Start of Exercise data

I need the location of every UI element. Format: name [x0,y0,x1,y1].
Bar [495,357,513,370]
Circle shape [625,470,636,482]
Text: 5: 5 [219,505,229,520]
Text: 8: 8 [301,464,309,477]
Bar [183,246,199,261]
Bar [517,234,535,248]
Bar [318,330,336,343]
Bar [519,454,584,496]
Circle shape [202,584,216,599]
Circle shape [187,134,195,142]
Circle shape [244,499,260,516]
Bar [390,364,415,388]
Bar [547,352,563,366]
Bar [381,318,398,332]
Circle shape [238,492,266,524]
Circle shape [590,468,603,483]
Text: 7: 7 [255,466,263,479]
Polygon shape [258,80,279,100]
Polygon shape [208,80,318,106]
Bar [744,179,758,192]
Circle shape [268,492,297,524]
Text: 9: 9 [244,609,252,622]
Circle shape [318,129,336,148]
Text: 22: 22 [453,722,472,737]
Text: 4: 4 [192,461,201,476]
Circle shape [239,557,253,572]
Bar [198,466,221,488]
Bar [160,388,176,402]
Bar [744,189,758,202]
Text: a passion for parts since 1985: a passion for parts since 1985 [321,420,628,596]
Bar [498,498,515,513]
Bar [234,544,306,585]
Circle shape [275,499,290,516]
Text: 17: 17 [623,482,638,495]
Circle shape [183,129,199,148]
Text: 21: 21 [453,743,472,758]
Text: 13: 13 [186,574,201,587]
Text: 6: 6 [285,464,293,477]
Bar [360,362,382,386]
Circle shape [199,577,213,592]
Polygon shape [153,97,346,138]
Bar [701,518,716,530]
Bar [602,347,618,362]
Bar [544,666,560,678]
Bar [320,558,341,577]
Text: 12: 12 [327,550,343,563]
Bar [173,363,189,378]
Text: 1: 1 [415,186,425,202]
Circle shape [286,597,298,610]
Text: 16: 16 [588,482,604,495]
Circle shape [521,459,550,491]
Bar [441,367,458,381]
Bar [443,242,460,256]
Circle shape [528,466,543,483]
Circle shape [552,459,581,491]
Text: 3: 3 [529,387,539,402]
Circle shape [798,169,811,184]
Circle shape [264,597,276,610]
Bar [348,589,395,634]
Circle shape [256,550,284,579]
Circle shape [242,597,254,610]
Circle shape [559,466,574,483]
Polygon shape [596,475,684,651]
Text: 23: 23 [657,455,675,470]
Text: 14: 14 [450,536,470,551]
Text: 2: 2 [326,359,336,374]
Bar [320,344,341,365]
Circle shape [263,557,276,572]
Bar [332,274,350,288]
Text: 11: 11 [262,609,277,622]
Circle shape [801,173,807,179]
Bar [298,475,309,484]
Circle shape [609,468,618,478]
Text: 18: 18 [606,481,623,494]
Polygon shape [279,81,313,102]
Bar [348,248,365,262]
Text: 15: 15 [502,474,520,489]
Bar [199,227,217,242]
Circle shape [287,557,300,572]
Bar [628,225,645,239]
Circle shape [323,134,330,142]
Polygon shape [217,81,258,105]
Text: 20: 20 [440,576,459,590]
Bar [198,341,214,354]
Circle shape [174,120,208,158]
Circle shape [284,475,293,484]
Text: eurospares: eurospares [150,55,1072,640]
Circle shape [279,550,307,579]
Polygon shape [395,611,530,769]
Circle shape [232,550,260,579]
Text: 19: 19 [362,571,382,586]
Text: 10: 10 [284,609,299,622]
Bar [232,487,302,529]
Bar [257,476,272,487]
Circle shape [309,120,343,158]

End of Exercise data

Please copy out the material word for word, from its first line through the line containing "Circle shape [318,129,336,148]", with both of those lines included.

» **Solution below**
I need the location of every UI element. Format: name [x0,y0,x1,y1].
Bar [495,357,513,370]
Circle shape [625,470,636,482]
Text: 5: 5 [219,505,229,520]
Text: 8: 8 [301,464,309,477]
Bar [183,246,199,261]
Bar [517,234,535,248]
Bar [318,330,336,343]
Bar [519,454,584,496]
Circle shape [202,584,216,599]
Circle shape [187,134,195,142]
Circle shape [244,499,260,516]
Bar [390,364,415,388]
Bar [547,352,563,366]
Bar [381,318,398,332]
Circle shape [238,492,266,524]
Circle shape [590,468,603,483]
Text: 7: 7 [255,466,263,479]
Polygon shape [258,80,279,100]
Polygon shape [208,80,318,106]
Bar [744,179,758,192]
Circle shape [268,492,297,524]
Text: 9: 9 [244,609,252,622]
Circle shape [318,129,336,148]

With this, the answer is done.